▸ **Entries**:
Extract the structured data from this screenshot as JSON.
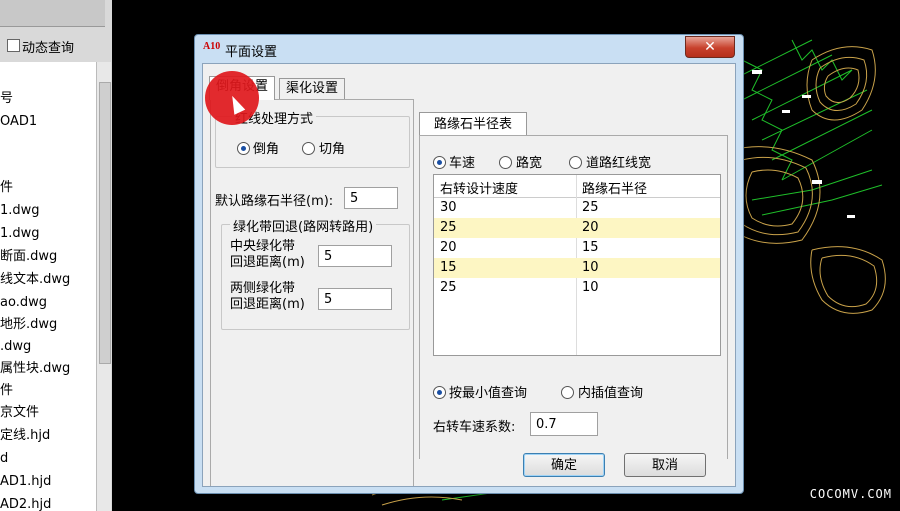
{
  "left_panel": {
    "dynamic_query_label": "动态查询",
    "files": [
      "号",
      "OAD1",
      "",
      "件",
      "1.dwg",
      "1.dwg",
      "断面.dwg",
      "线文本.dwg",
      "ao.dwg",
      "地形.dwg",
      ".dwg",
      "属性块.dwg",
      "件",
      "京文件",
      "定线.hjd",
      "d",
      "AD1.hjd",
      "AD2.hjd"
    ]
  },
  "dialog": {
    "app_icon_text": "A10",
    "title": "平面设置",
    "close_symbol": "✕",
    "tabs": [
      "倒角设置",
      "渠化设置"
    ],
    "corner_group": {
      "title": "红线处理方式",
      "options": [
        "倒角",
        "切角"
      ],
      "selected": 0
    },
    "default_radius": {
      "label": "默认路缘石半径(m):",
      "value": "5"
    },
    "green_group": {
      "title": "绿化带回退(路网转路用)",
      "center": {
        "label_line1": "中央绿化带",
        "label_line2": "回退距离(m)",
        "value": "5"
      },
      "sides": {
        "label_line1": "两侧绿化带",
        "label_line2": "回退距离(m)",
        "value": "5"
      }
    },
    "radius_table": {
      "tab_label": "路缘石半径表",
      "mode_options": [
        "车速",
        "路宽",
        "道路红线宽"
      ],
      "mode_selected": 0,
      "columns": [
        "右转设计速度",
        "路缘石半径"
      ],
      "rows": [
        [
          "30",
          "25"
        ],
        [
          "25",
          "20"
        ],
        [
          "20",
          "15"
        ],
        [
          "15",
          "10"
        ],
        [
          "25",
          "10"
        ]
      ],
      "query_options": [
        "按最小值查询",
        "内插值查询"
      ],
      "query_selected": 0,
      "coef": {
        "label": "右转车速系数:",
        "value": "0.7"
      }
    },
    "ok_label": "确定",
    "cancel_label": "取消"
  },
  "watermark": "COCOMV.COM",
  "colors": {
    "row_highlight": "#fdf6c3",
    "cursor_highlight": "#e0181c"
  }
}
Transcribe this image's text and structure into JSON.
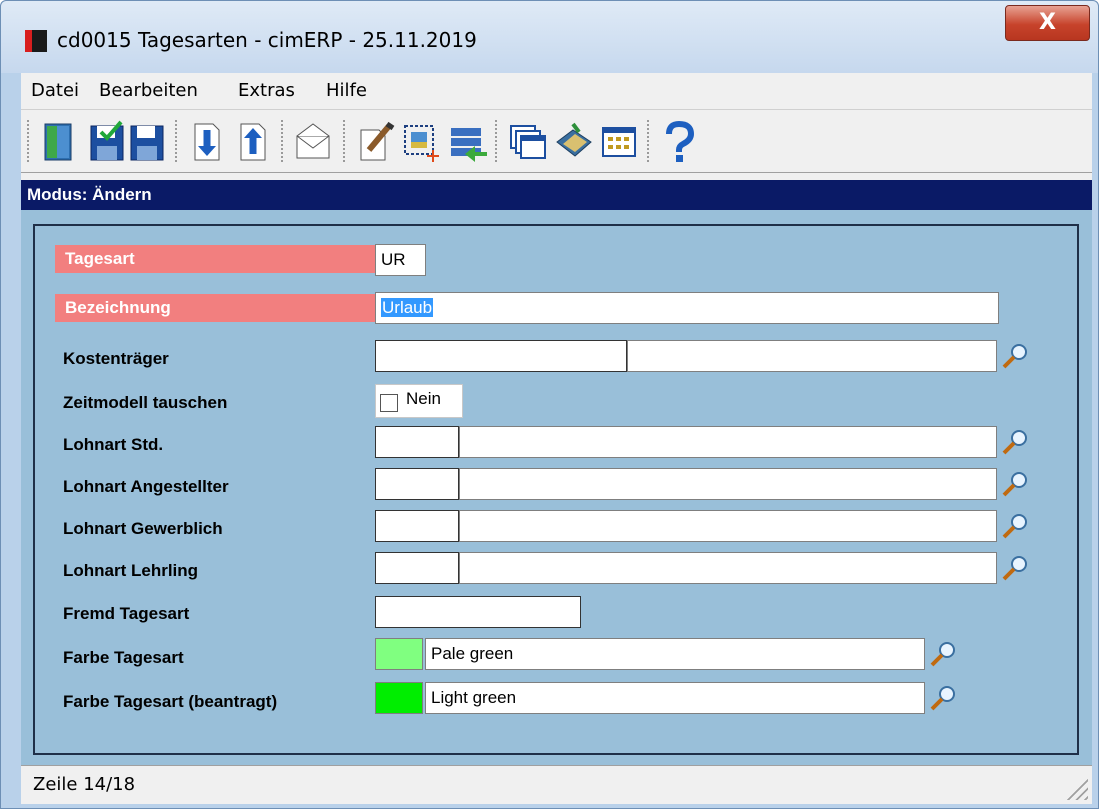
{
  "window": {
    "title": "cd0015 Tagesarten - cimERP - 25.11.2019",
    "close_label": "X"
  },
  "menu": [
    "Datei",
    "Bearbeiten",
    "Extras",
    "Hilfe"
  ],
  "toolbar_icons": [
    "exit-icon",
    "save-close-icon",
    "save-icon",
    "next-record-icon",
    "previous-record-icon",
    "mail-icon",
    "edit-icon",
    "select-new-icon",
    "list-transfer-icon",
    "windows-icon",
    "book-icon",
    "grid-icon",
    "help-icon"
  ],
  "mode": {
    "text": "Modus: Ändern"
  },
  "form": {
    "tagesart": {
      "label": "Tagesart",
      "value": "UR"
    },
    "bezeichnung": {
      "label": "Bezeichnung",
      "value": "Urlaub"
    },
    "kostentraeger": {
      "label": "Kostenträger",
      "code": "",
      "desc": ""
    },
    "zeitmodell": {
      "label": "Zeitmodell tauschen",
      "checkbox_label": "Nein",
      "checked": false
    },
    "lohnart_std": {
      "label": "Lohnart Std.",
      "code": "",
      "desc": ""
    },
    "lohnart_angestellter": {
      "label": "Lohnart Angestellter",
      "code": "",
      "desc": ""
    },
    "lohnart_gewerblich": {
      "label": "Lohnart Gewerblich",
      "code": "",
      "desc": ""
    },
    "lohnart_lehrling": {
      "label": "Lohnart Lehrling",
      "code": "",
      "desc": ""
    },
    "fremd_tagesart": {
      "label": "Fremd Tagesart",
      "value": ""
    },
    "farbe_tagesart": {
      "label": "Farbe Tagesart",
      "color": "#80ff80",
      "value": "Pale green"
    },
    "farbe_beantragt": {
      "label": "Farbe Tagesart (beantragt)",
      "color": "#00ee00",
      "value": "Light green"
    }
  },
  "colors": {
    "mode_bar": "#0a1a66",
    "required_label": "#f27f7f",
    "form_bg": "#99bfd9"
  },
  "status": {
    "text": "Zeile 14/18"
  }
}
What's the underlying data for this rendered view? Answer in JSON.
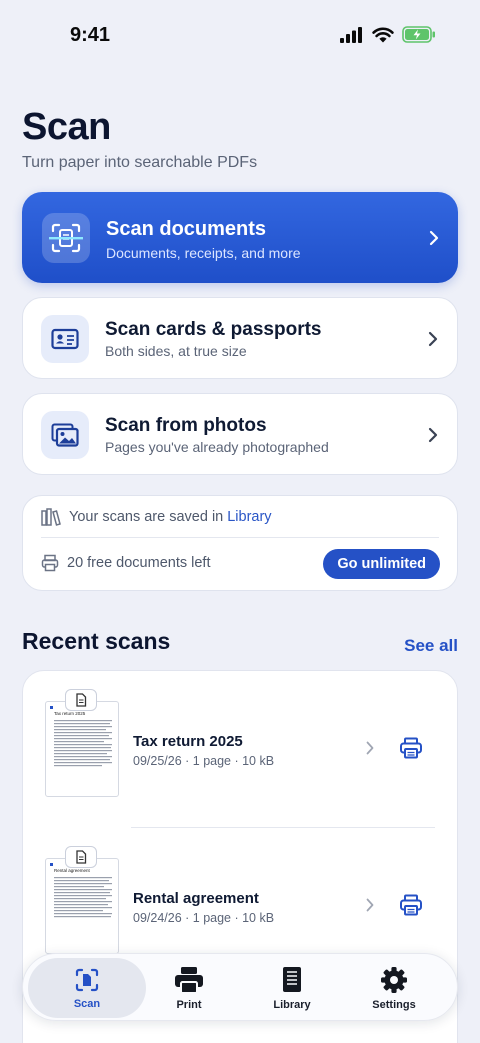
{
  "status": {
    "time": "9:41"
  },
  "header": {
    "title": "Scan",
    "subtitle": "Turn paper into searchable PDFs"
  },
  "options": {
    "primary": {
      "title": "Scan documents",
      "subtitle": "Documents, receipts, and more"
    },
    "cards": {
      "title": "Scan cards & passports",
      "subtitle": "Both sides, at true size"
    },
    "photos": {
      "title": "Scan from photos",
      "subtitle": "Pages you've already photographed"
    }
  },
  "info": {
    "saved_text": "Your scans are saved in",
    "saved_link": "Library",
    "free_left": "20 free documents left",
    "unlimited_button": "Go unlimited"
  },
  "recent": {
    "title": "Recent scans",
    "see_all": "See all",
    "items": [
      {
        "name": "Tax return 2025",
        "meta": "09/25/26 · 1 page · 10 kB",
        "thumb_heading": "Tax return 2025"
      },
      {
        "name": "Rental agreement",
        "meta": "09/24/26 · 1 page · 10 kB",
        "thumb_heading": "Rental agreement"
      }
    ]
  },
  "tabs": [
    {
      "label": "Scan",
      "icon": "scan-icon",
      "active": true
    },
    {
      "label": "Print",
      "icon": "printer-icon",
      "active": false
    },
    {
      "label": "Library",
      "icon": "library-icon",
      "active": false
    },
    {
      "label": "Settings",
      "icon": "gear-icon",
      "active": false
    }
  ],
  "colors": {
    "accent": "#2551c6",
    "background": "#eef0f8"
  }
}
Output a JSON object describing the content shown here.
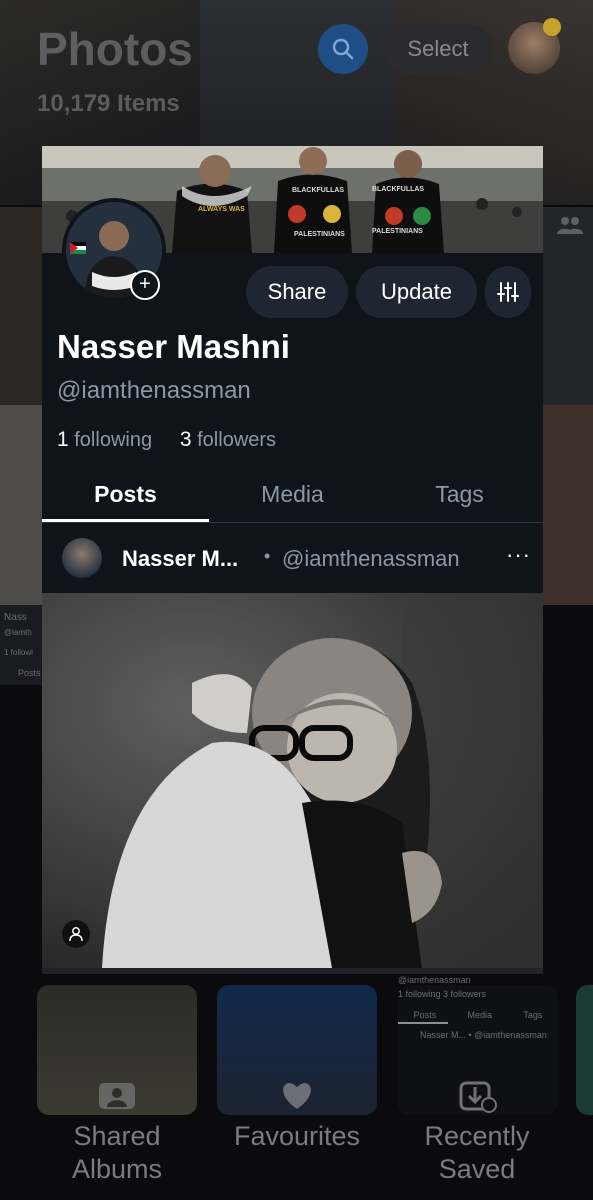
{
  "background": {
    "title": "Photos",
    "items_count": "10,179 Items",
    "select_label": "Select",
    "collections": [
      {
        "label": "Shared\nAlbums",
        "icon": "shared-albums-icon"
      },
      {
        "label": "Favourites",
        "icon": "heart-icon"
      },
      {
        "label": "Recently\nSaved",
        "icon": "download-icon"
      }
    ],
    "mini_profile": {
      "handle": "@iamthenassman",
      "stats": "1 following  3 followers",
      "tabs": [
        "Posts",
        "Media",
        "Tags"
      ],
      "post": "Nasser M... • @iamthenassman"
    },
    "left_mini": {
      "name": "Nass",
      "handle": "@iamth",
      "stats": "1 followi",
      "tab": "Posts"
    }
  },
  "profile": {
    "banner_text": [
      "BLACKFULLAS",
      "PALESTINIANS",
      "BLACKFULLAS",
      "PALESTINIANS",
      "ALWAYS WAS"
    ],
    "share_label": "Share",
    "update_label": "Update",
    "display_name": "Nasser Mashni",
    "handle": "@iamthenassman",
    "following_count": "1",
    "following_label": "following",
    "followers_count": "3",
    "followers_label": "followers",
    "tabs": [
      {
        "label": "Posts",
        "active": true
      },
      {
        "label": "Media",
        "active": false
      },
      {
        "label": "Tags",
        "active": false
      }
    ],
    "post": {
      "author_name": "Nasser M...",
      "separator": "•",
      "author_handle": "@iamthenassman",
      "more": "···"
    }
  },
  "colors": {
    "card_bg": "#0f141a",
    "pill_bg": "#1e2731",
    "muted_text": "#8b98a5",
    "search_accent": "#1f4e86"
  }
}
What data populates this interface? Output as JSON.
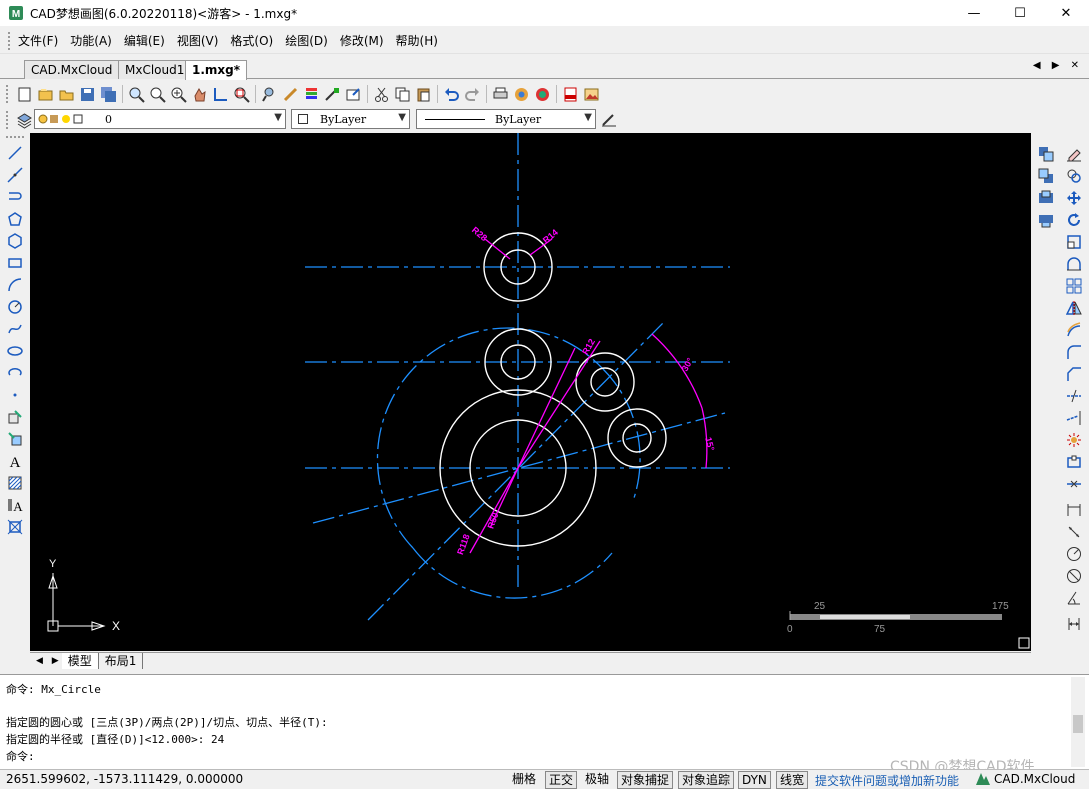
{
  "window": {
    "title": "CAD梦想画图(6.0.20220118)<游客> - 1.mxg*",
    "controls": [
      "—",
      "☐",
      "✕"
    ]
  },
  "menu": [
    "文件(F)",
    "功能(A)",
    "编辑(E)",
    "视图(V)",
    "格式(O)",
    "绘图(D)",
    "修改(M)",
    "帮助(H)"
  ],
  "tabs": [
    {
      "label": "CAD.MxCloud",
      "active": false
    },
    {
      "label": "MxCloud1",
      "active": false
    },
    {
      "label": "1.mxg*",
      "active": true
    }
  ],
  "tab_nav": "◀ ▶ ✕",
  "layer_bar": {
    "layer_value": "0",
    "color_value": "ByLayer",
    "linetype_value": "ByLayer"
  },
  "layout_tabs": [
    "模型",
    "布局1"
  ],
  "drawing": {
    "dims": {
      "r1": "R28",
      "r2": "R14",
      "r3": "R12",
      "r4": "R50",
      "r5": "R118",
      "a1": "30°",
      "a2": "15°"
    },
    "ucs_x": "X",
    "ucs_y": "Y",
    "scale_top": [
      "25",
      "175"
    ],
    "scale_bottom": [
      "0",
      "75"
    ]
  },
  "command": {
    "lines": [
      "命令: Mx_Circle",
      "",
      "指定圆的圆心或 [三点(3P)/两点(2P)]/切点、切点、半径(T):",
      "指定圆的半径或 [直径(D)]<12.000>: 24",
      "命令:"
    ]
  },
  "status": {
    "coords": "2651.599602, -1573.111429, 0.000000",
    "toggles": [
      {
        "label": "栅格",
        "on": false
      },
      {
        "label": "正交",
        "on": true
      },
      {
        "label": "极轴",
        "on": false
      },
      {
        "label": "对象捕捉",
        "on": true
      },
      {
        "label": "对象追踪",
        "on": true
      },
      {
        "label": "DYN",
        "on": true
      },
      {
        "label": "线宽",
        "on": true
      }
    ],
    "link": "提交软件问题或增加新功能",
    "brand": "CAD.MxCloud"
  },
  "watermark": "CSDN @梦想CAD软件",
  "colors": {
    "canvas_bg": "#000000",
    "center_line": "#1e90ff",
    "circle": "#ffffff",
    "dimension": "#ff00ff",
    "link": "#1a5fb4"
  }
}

▸ **Problem description**: Filter the records above for "subtitle" and copy every matching line.

▸ **Reply**:
    "subtitle": "Turn paper into searchable PDFs"
      "subtitle": "Documents, receipts, and more"
      "subtitle": "Both sides, at true size"
      "subtitle": "Pages you've already photographed"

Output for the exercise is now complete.